Written task:
Identify every line in the records below that contains the word "results", and reproduce each one.
--- Begin Material provided ---
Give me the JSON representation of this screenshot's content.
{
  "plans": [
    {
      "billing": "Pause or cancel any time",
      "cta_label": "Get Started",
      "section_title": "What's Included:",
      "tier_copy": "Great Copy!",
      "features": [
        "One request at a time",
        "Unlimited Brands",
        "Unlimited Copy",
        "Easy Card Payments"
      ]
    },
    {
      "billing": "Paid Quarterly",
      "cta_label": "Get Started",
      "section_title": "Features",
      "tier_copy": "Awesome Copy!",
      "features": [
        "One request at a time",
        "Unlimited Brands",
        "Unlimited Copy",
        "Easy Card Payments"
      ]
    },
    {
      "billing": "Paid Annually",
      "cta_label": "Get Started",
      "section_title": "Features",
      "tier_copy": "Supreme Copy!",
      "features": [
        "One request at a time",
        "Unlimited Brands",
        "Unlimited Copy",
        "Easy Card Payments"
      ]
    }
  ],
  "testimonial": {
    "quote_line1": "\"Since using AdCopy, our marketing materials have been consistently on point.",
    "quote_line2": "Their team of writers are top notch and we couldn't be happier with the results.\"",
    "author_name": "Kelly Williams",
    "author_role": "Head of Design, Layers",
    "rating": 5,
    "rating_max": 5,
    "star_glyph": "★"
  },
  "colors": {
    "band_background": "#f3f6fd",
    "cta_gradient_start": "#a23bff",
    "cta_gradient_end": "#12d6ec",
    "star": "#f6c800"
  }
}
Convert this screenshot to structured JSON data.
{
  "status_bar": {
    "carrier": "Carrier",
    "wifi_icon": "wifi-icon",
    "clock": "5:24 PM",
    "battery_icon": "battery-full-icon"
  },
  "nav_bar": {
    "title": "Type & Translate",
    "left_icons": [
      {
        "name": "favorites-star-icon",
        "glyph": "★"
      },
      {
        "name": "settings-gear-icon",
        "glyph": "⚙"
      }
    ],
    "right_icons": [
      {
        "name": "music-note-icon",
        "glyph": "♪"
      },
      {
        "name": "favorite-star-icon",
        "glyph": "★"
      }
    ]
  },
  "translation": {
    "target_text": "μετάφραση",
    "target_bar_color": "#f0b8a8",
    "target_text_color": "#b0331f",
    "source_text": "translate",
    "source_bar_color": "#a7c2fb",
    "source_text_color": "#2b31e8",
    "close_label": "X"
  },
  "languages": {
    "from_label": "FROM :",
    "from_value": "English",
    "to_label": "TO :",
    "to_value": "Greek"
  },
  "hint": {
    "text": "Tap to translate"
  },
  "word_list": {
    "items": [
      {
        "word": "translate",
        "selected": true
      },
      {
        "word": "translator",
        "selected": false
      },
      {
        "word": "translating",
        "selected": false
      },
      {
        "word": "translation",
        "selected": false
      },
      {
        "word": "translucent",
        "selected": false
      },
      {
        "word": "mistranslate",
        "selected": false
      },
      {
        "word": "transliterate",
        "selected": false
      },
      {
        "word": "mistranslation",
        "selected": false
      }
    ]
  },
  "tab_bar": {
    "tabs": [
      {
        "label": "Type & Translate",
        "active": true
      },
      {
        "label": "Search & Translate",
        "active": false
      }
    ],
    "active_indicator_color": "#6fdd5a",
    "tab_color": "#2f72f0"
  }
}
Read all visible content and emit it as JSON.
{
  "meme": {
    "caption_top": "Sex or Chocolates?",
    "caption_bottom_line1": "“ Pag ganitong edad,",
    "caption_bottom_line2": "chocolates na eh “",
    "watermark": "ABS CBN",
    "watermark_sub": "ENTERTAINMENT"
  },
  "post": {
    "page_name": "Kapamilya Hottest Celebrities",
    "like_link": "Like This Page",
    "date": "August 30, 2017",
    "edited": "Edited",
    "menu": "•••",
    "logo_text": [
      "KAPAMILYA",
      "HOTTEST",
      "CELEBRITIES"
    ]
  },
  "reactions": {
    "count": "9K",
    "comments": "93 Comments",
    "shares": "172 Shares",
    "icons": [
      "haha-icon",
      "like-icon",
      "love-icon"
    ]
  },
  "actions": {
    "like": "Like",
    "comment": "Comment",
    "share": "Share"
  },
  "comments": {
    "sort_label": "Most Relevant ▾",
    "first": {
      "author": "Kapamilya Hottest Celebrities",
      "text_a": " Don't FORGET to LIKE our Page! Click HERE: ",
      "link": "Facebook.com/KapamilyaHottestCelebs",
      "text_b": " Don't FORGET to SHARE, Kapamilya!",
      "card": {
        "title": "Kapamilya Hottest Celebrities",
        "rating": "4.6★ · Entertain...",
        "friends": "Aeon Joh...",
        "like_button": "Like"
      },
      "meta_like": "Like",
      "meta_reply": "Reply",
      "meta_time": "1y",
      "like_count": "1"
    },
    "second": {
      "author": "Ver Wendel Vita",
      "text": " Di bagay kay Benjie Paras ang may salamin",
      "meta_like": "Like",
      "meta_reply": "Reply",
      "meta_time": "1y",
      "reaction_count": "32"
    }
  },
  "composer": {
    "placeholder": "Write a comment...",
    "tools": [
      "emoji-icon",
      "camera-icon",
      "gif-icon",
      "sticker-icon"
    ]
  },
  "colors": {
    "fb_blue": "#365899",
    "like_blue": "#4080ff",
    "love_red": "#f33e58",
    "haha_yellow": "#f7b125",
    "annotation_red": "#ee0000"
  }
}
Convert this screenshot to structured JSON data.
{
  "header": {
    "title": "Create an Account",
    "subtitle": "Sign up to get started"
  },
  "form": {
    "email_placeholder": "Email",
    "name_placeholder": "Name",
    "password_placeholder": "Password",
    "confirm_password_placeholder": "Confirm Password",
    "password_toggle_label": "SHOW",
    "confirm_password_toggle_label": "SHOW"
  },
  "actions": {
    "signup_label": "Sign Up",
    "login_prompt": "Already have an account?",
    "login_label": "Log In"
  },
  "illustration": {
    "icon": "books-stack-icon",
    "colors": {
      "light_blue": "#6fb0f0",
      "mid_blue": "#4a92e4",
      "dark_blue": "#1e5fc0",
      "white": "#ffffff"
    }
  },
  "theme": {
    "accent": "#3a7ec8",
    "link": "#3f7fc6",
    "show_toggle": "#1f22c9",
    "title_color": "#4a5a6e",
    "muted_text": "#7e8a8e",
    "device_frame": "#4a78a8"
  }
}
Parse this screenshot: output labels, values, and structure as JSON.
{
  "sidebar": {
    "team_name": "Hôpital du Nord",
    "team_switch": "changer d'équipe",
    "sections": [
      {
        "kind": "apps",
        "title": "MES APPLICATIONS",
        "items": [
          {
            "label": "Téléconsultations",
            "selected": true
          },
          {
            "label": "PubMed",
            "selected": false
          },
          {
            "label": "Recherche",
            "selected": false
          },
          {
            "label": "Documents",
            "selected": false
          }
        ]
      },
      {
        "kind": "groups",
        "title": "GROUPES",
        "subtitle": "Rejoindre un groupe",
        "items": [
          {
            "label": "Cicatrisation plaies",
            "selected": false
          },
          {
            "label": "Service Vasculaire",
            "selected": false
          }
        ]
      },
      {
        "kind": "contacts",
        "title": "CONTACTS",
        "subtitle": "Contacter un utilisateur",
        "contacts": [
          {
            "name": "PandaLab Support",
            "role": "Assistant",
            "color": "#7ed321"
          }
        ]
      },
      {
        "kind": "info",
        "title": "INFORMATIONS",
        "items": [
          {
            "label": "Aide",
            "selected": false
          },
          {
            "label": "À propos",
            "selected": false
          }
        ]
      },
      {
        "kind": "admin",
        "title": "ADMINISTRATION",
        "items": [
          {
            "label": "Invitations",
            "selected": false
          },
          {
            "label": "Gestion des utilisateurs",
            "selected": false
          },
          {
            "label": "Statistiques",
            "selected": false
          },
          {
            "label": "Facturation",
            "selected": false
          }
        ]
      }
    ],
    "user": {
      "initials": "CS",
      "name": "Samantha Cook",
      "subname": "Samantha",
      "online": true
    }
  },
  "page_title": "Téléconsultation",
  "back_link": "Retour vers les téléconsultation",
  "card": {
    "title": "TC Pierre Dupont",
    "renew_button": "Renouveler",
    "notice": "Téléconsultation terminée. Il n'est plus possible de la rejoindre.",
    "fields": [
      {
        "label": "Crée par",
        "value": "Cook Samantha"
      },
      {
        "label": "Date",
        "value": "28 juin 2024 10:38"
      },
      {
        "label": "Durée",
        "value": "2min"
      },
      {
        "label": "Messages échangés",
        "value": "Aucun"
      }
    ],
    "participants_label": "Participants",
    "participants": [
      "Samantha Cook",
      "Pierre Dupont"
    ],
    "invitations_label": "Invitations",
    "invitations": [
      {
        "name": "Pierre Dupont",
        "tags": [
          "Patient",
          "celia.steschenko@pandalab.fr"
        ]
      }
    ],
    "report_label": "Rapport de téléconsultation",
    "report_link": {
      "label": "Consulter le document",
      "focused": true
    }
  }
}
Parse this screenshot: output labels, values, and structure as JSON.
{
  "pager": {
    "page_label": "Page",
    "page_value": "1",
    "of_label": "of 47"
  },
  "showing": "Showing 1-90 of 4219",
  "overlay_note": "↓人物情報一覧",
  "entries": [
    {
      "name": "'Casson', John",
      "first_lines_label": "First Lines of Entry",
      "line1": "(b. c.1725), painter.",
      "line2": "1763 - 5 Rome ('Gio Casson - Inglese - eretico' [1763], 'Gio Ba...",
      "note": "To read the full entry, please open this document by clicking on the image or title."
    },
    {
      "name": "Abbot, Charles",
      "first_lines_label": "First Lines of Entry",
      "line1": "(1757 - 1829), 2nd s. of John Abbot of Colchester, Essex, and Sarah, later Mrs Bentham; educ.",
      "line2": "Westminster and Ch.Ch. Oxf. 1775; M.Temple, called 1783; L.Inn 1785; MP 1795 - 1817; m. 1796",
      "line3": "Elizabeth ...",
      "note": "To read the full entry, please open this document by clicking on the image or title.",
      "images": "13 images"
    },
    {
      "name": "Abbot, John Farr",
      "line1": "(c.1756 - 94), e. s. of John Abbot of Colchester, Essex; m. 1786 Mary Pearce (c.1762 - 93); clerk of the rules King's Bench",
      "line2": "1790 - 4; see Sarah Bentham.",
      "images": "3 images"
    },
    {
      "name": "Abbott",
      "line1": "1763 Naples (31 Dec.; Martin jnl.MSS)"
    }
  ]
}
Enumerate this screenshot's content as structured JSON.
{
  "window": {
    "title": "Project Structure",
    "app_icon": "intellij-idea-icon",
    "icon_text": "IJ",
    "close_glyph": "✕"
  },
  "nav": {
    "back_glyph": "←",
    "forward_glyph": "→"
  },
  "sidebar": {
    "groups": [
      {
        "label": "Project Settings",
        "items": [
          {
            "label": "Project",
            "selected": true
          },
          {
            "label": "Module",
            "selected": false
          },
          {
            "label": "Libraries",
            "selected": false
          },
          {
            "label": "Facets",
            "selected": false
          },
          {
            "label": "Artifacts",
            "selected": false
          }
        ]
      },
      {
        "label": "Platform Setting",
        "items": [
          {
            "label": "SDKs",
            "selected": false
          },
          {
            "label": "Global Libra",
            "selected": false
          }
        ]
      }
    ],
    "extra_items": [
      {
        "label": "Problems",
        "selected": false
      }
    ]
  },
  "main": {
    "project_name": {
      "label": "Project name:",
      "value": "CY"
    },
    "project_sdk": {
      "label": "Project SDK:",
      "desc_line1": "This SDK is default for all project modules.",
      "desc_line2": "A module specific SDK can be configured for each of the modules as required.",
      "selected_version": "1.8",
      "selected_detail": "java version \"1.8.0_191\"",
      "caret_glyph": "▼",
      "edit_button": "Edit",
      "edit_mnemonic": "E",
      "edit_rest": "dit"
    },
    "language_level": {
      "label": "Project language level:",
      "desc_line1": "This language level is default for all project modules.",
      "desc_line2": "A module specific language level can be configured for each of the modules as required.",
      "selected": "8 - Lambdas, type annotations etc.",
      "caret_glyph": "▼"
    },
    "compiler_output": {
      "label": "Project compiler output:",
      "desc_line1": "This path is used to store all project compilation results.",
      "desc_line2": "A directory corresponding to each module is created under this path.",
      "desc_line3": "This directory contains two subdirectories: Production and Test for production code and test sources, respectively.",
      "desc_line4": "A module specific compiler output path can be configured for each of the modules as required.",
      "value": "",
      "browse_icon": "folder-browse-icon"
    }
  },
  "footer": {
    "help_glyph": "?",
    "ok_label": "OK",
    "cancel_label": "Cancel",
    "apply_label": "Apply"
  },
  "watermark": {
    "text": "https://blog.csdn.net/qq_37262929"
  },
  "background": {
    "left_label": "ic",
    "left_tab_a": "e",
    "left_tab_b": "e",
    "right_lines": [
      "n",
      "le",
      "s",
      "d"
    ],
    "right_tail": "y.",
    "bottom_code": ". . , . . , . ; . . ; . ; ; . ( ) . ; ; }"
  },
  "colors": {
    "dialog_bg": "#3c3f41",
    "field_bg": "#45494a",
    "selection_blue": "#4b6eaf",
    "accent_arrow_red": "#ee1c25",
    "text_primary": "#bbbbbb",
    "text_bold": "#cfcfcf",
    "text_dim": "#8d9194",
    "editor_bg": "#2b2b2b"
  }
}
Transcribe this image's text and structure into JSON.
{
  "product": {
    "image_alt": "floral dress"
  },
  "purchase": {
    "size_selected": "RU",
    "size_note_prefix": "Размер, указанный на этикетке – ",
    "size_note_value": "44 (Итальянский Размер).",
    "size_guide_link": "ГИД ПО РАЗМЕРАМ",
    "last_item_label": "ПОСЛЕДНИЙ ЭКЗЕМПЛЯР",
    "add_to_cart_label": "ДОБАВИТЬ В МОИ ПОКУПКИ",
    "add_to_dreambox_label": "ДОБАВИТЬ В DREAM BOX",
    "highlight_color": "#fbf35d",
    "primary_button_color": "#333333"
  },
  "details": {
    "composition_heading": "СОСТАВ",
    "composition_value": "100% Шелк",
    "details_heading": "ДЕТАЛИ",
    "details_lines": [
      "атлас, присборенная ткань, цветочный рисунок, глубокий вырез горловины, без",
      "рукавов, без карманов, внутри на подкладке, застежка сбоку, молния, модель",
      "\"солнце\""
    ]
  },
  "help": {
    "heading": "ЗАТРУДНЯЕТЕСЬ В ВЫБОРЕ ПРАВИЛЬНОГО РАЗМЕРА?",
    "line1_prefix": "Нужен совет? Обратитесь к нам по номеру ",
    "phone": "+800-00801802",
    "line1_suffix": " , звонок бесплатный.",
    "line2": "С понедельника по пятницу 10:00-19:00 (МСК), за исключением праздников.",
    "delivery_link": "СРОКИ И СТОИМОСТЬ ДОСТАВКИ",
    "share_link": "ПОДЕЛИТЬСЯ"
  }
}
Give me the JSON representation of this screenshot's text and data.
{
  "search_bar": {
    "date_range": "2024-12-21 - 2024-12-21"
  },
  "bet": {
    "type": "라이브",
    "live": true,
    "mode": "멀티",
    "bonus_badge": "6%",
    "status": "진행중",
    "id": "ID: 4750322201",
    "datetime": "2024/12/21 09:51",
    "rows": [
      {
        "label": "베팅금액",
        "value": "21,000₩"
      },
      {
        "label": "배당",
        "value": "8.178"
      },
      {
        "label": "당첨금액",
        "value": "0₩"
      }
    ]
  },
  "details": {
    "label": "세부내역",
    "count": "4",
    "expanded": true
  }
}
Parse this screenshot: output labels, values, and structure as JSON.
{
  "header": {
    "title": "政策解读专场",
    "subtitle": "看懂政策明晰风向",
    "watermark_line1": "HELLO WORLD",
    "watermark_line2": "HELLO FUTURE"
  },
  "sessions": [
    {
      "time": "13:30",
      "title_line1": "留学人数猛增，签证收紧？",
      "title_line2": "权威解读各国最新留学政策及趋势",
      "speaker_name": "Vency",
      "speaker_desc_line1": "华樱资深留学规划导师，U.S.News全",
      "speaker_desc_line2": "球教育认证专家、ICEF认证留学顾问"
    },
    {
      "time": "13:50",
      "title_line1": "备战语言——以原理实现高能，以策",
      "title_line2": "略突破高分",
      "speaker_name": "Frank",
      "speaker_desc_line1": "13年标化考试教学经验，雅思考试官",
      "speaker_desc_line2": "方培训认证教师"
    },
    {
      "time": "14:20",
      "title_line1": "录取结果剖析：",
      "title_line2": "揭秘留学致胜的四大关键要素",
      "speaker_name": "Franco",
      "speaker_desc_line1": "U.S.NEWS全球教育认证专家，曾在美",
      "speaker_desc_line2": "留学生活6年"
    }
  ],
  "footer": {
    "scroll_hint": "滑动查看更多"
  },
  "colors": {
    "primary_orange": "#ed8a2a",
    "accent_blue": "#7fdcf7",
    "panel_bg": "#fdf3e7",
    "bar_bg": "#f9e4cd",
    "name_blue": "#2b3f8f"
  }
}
--- End Material provided ---
Response to the task:
    "quote_line2": "Their team of writers are top notch and we couldn't be happier with the results.\"",
      "desc_line1": "This path is used to store all project compilation results.",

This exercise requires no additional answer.